— Start of Data for processing —

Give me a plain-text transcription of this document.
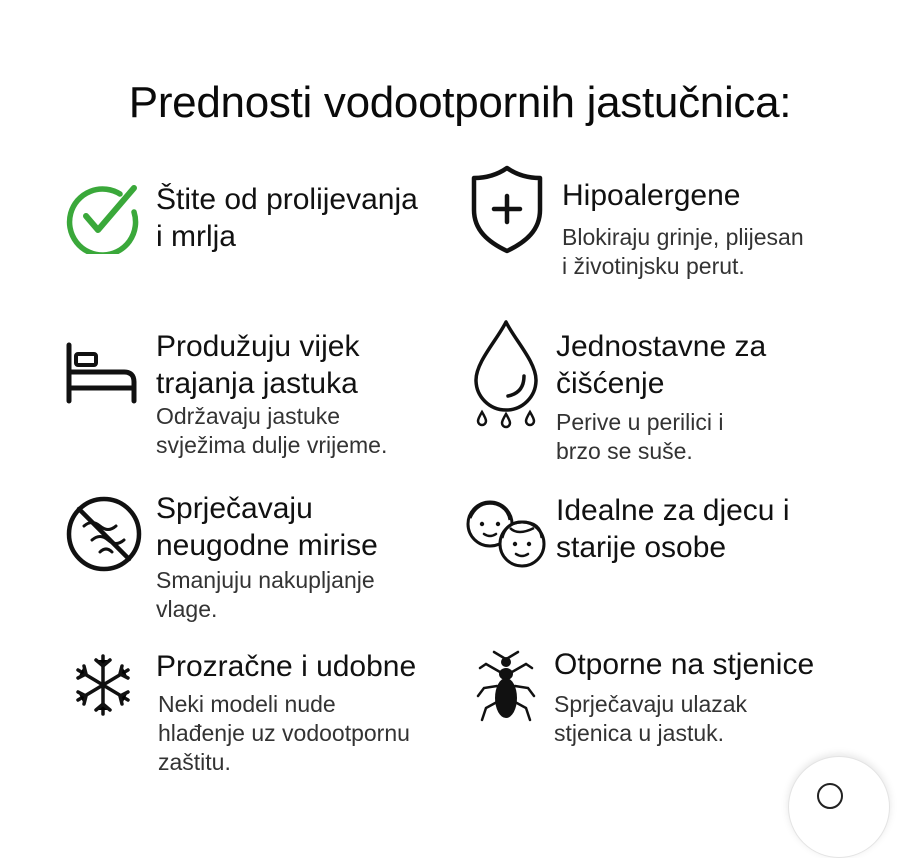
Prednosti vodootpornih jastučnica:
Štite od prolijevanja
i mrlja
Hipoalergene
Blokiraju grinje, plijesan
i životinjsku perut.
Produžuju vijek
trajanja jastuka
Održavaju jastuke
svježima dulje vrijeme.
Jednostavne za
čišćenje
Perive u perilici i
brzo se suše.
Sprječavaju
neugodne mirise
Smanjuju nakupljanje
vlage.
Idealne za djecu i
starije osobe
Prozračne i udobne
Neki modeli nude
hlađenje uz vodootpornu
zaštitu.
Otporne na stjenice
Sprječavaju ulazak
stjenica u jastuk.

— End of Data for processing —
— Start of Data for processing —

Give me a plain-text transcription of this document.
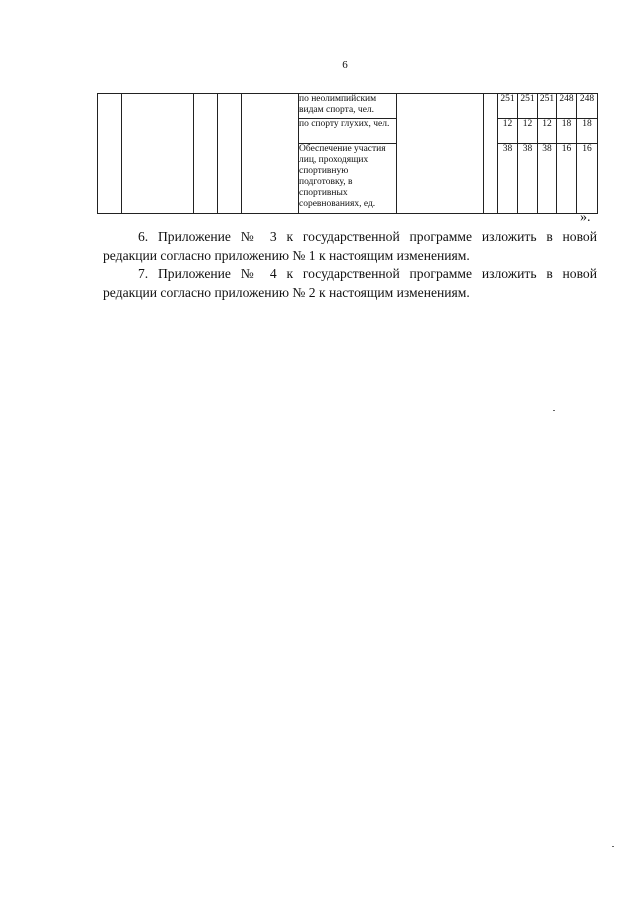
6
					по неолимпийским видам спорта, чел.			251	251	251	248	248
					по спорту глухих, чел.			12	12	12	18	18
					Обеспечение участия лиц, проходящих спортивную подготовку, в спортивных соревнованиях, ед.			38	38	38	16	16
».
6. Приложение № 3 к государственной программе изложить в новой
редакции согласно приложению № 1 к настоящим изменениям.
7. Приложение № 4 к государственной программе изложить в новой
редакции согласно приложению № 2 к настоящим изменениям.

— End of Data for processing —

__Request__
Say how many lines in the records hold the string "изложить", and say nothing else.

__Solved problem__
2